### SUPPLIED RECORDS
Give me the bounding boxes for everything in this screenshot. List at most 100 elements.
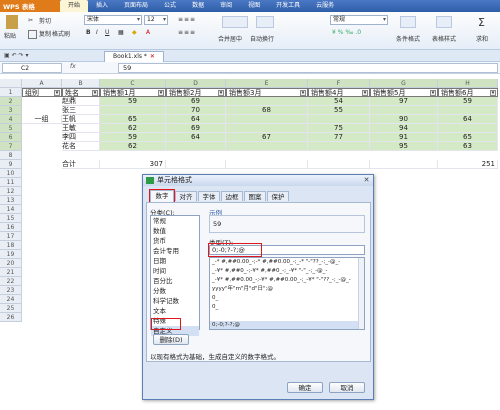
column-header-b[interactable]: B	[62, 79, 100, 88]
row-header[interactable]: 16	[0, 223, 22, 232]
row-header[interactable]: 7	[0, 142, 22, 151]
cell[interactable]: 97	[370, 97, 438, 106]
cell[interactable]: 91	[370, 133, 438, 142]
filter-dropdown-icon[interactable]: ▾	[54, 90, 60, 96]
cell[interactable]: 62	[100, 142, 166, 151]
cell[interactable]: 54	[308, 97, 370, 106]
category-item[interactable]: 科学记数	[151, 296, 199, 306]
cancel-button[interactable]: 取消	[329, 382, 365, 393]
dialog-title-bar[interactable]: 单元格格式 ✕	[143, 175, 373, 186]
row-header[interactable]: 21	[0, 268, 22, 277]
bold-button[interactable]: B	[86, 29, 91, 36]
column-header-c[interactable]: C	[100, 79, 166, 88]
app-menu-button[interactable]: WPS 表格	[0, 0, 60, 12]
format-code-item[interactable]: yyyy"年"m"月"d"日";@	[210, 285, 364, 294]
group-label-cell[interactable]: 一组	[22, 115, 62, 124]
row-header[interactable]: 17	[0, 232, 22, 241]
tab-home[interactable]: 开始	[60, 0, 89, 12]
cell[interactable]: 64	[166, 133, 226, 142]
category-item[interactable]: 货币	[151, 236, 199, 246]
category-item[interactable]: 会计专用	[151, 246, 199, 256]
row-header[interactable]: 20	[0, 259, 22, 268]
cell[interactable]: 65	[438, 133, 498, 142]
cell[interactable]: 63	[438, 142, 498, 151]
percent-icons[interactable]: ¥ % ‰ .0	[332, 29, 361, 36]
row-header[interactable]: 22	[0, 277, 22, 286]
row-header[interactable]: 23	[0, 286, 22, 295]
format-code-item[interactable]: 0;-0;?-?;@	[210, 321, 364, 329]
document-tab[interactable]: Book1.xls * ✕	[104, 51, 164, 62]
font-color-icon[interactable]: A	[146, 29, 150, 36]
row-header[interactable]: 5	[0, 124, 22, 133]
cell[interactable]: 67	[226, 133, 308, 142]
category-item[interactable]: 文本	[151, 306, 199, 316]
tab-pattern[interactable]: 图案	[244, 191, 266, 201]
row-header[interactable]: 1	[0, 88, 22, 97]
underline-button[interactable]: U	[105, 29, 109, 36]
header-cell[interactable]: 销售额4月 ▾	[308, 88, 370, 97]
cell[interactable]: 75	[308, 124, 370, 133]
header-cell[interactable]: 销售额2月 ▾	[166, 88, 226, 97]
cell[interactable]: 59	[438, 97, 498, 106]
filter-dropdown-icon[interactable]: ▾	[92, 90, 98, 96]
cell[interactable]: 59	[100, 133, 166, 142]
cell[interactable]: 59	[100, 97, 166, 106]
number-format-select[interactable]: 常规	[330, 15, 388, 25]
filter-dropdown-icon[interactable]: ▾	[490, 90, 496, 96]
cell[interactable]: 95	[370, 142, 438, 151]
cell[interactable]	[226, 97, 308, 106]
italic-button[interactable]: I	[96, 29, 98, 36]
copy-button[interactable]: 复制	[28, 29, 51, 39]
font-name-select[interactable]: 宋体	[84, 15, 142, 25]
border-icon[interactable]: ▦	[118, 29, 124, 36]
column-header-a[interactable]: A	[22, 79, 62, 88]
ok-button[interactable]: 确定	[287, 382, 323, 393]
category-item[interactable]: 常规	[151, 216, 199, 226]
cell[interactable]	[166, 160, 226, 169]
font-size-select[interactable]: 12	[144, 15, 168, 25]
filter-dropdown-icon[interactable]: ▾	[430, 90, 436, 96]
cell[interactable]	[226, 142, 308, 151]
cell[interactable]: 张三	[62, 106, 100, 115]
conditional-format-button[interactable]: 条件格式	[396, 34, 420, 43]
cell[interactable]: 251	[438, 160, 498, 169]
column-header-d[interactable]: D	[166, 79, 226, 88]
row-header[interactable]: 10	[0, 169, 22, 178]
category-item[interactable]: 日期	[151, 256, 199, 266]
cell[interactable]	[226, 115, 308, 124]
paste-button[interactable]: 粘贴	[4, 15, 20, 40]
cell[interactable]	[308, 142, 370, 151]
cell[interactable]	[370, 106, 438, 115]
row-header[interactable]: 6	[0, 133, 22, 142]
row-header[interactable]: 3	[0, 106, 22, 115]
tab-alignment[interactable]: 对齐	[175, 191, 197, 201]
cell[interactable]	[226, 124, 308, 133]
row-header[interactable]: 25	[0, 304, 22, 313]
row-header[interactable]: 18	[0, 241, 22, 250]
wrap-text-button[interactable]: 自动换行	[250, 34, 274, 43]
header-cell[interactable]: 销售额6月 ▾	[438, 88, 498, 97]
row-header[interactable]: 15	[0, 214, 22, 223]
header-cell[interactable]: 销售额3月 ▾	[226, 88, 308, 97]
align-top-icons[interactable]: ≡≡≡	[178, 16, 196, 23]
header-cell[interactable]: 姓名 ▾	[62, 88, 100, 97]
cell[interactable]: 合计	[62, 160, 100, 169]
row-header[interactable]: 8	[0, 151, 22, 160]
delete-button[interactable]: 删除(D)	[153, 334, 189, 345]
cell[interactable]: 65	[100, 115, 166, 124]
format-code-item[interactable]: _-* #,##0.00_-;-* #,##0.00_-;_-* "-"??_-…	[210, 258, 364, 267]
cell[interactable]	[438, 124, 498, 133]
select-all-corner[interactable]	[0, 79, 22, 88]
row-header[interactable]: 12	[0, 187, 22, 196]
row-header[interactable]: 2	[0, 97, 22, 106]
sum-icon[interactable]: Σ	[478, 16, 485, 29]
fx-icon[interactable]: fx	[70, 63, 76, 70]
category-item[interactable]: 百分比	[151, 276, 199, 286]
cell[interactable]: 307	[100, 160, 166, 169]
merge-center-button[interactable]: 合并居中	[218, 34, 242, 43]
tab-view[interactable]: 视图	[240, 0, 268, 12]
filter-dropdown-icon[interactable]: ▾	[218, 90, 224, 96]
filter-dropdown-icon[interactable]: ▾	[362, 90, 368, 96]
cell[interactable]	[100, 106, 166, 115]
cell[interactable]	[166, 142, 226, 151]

### AIM OF THE EXERCISE
Lay out all of the data above as a Markdown table with the columns No. and Entry, numbering each line and skipping blank ones. Leave the pictures out.

### COMPLETE RESPONSE
| No. | Entry |
|---|---|
| 1 | Give me the bounding boxes for everything in this screenshot. List at most 100 elements. |
| 2 | column-header-b[interactable]: B	[62, 79, 100, 88] |
| 3 | row-header[interactable]: 16	[0, 223, 22, 232] |
| 4 | row-header[interactable]: 7	[0, 142, 22, 151] |
| 5 | cell[interactable]: 97	[370, 97, 438, 106] |
| 6 | cell[interactable]: 91	[370, 133, 438, 142] |
| 7 | filter-dropdown-icon[interactable]: ▾	[54, 90, 60, 96] |
| 8 | cell[interactable]: 62	[100, 142, 166, 151] |
| 9 | cell[interactable]: 54	[308, 97, 370, 106] |
| 10 | category-item[interactable]: 科学记数	[151, 296, 199, 306] |
| 11 | cancel-button[interactable]: 取消	[329, 382, 365, 393] |
| 12 | dialog-title-bar[interactable]: 单元格格式 ✕	[143, 175, 373, 186] |
| 13 | row-header[interactable]: 21	[0, 268, 22, 277] |
| 14 | bold-button[interactable]: B	[86, 29, 91, 36] |
| 15 | column-header-c[interactable]: C	[100, 79, 166, 88] |
| 16 | app-menu-button[interactable]: WPS 表格	[0, 0, 60, 12] |
| 17 | format-code-item[interactable]: yyyy"年"m"月"d"日";@	[210, 285, 364, 294] |
| 18 | group-label-cell[interactable]: 一组	[22, 115, 62, 124] |
| 19 | row-header[interactable]: 17	[0, 232, 22, 241] |
| 20 | tab-home[interactable]: 开始	[60, 0, 89, 12] |
| 21 | cell[interactable]: 64	[166, 133, 226, 142] |
| 22 | category-item[interactable]: 货币	[151, 236, 199, 246] |
| 23 | category-item[interactable]: 会计专用	[151, 246, 199, 256] |
| 24 | row-header[interactable]: 20	[0, 259, 22, 268] |
| 25 | cell[interactable]: 65	[438, 133, 498, 142] |
| 26 | cell[interactable]: 63	[438, 142, 498, 151] |
| 27 | percent-icons[interactable]: ¥ % ‰ .0	[332, 29, 361, 36] |
| 28 | row-header[interactable]: 22	[0, 277, 22, 286] |
| 29 | row-header[interactable]: 23	[0, 286, 22, 295] |
| 30 | format-code-item[interactable]: 0;-0;?-?;@	[210, 321, 364, 329] |
| 31 | document-tab[interactable]: Book1.xls * ✕	[104, 51, 164, 62] |
| 32 | font-color-icon[interactable]: A	[146, 29, 150, 36] |
| 33 | row-header[interactable]: 5	[0, 124, 22, 133] |
| 34 | cell[interactable]: 67	[226, 133, 308, 142] |
| 35 | category-item[interactable]: 文本	[151, 306, 199, 316] |
| 36 | tab-pattern[interactable]: 图案	[244, 191, 266, 201] |
| 37 | row-header[interactable]: 1	[0, 88, 22, 97] |
| 38 | underline-button[interactable]: U	[105, 29, 109, 36] |
| 39 | header-cell[interactable]: 销售额4月 ▾	[308, 88, 370, 97] |
| 40 | cell[interactable]: 75	[308, 124, 370, 133] |
| 41 | header-cell[interactable]: 销售额2月 ▾	[166, 88, 226, 97] |
| 42 | cell[interactable]: 59	[438, 97, 498, 106] |
| 43 | filter-dropdown-icon[interactable]: ▾	[92, 90, 98, 96] |
| 44 | cell[interactable]: 59	[100, 133, 166, 142] |
| 45 | cell[interactable]: 59	[100, 97, 166, 106] |
| 46 | number-format-select[interactable]: 常规	[330, 15, 388, 25] |
| 47 | filter-dropdown-icon[interactable]: ▾	[490, 90, 496, 96] |
| 48 | cell[interactable]: 95	[370, 142, 438, 151] |
| 49 | cell[interactable]	[226, 97, 308, 106] |
| 50 | italic-button[interactable]: I	[96, 29, 98, 36] |
| 51 | copy-button[interactable]: 复制	[28, 29, 51, 39] |
| 52 | font-name-select[interactable]: 宋体	[84, 15, 142, 25] |
| 53 | border-icon[interactable]: ▦	[118, 29, 124, 36] |
| 54 | column-header-a[interactable]: A	[22, 79, 62, 88] |
| 55 | ok-button[interactable]: 确定	[287, 382, 323, 393] |
| 56 | category-item[interactable]: 常规	[151, 216, 199, 226] |
| 57 | cell[interactable]	[166, 160, 226, 169] |
| 58 | font-size-select[interactable]: 12	[144, 15, 168, 25] |
| 59 | filter-dropdown-icon[interactable]: ▾	[430, 90, 436, 96] |
| 60 | cell[interactable]	[226, 142, 308, 151] |
| 61 | cell[interactable]: 张三	[62, 106, 100, 115] |
| 62 | conditional-format-button[interactable]: 条件格式	[396, 34, 420, 43] |
| 63 | cell[interactable]: 251	[438, 160, 498, 169] |
| 64 | column-header-d[interactable]: D	[166, 79, 226, 88] |
| 65 | row-header[interactable]: 10	[0, 169, 22, 178] |
| 66 | category-item[interactable]: 日期	[151, 256, 199, 266] |
| 67 | cell[interactable]	[226, 115, 308, 124] |
| 68 | paste-button[interactable]: 粘贴	[4, 15, 20, 40] |
| 69 | cell[interactable]	[308, 142, 370, 151] |
| 70 | cell[interactable]	[370, 106, 438, 115] |
| 71 | row-header[interactable]: 6	[0, 133, 22, 142] |
| 72 | row-header[interactable]: 3	[0, 106, 22, 115] |
| 73 | tab-alignment[interactable]: 对齐	[175, 191, 197, 201] |
| 74 | cell[interactable]	[226, 124, 308, 133] |
| 75 | row-header[interactable]: 25	[0, 304, 22, 313] |
| 76 | row-header[interactable]: 18	[0, 241, 22, 250] |
| 77 | wrap-text-button[interactable]: 自动换行	[250, 34, 274, 43] |
| 78 | header-cell[interactable]: 销售额6月 ▾	[438, 88, 498, 97] |
| 79 | row-header[interactable]: 15	[0, 214, 22, 223] |
| 80 | header-cell[interactable]: 销售额3月 ▾	[226, 88, 308, 97] |
| 81 | align-top-icons[interactable]: ≡≡≡	[178, 16, 196, 23] |
| 82 | header-cell[interactable]: 姓名 ▾	[62, 88, 100, 97] |
| 83 | cell[interactable]: 合计	[62, 160, 100, 169] |
| 84 | row-header[interactable]: 8	[0, 151, 22, 160] |
| 85 | delete-button[interactable]: 删除(D)	[153, 334, 189, 345] |
| 86 | cell[interactable]: 65	[100, 115, 166, 124] |
| 87 | format-code-item[interactable]: _-* #,##0.00_-;-* #,##0.00_-;_-* "-"??_-…	[210, 258, 364, 267] |
| 88 | cell[interactable]	[438, 124, 498, 133] |
| 89 | select-all-corner[interactable]	[0, 79, 22, 88] |
| 90 | row-header[interactable]: 12	[0, 187, 22, 196] |
| 91 | row-header[interactable]: 2	[0, 97, 22, 106] |
| 92 | sum-icon[interactable]: Σ	[478, 16, 485, 29] |
| 93 | fx-icon[interactable]: fx	[70, 63, 76, 70] |
| 94 | category-item[interactable]: 百分比	[151, 276, 199, 286] |
| 95 | cell[interactable]: 307	[100, 160, 166, 169] |
| 96 | merge-center-button[interactable]: 合并居中	[218, 34, 242, 43] |
| 97 | tab-view[interactable]: 视图	[240, 0, 268, 12] |
| 98 | filter-dropdown-icon[interactable]: ▾	[218, 90, 224, 96] |
| 99 | filter-dropdown-icon[interactable]: ▾	[362, 90, 368, 96] |
| 100 | cell[interactable]	[100, 106, 166, 115] |
| 101 | cell[interactable]	[166, 142, 226, 151] |